Repeat the records verbatim and leave the pictures out of your copy.
══ Records supplied
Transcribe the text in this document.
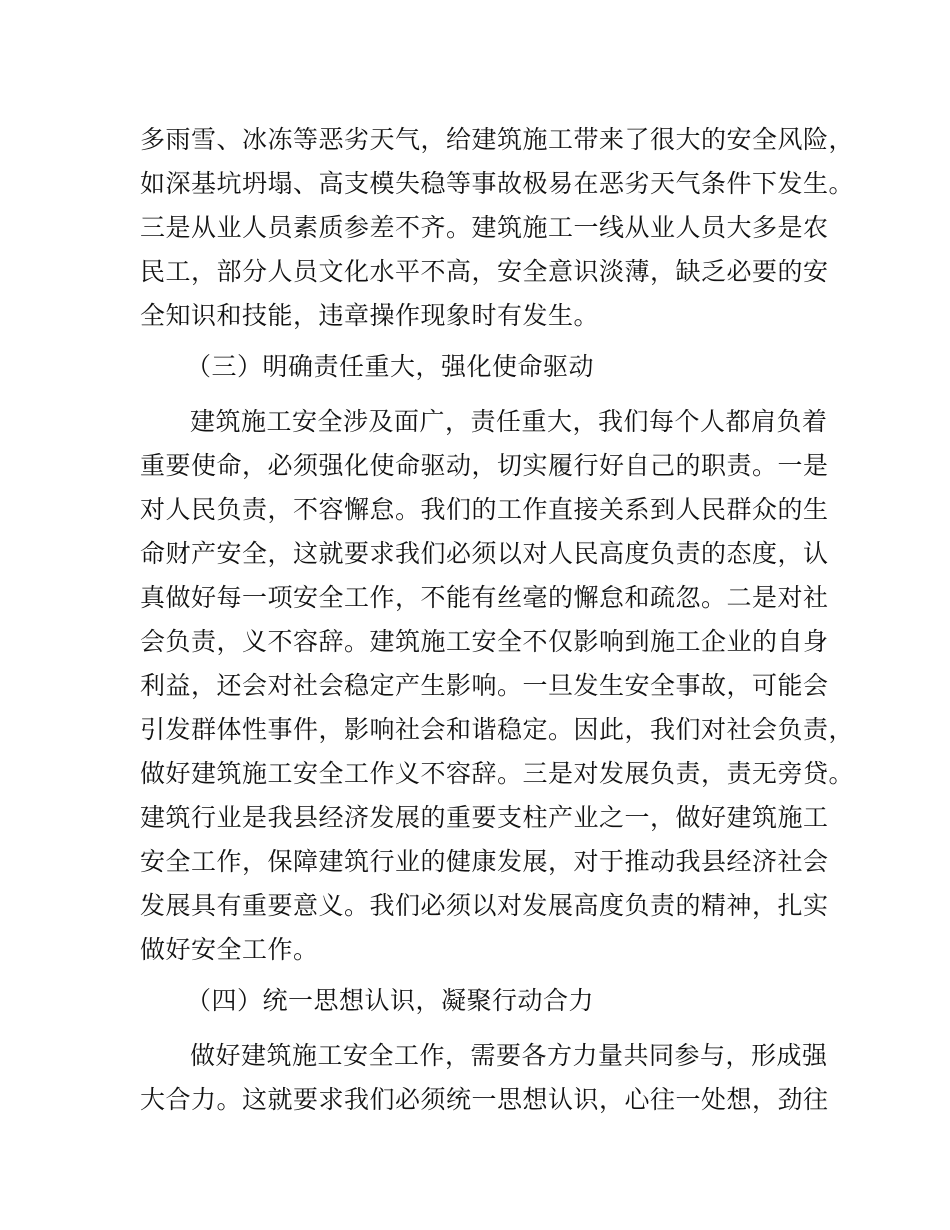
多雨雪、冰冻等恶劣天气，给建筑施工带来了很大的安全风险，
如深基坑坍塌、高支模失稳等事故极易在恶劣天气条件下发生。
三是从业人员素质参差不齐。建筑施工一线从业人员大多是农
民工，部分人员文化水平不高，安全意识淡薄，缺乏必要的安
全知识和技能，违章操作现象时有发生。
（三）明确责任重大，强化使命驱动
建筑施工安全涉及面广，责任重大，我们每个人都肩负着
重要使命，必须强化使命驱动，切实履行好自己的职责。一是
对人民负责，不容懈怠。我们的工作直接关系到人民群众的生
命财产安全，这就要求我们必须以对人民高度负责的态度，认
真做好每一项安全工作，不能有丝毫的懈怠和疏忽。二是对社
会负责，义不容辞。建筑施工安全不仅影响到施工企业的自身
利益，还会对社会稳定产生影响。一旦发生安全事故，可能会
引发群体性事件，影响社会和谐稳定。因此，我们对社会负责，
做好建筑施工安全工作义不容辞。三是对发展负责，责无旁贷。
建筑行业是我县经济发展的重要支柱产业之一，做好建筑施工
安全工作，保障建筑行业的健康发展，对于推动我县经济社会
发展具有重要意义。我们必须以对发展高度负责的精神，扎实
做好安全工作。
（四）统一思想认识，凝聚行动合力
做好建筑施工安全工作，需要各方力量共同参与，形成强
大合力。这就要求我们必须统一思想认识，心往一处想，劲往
════
Full solution:
Transcribe the text in this document.
多雨雪、冰冻等恶劣天气，给建筑施工带来了很大的安全风险，
如深基坑坍塌、高支模失稳等事故极易在恶劣天气条件下发生。
三是从业人员素质参差不齐。建筑施工一线从业人员大多是农
民工，部分人员文化水平不高，安全意识淡薄，缺乏必要的安
全知识和技能，违章操作现象时有发生。
（三）明确责任重大，强化使命驱动
建筑施工安全涉及面广，责任重大，我们每个人都肩负着
重要使命，必须强化使命驱动，切实履行好自己的职责。一是
对人民负责，不容懈怠。我们的工作直接关系到人民群众的生
命财产安全，这就要求我们必须以对人民高度负责的态度，认
真做好每一项安全工作，不能有丝毫的懈怠和疏忽。二是对社
会负责，义不容辞。建筑施工安全不仅影响到施工企业的自身
利益，还会对社会稳定产生影响。一旦发生安全事故，可能会
引发群体性事件，影响社会和谐稳定。因此，我们对社会负责，
做好建筑施工安全工作义不容辞。三是对发展负责，责无旁贷。
建筑行业是我县经济发展的重要支柱产业之一，做好建筑施工
安全工作，保障建筑行业的健康发展，对于推动我县经济社会
发展具有重要意义。我们必须以对发展高度负责的精神，扎实
做好安全工作。
（四）统一思想认识，凝聚行动合力
做好建筑施工安全工作，需要各方力量共同参与，形成强
大合力。这就要求我们必须统一思想认识，心往一处想，劲往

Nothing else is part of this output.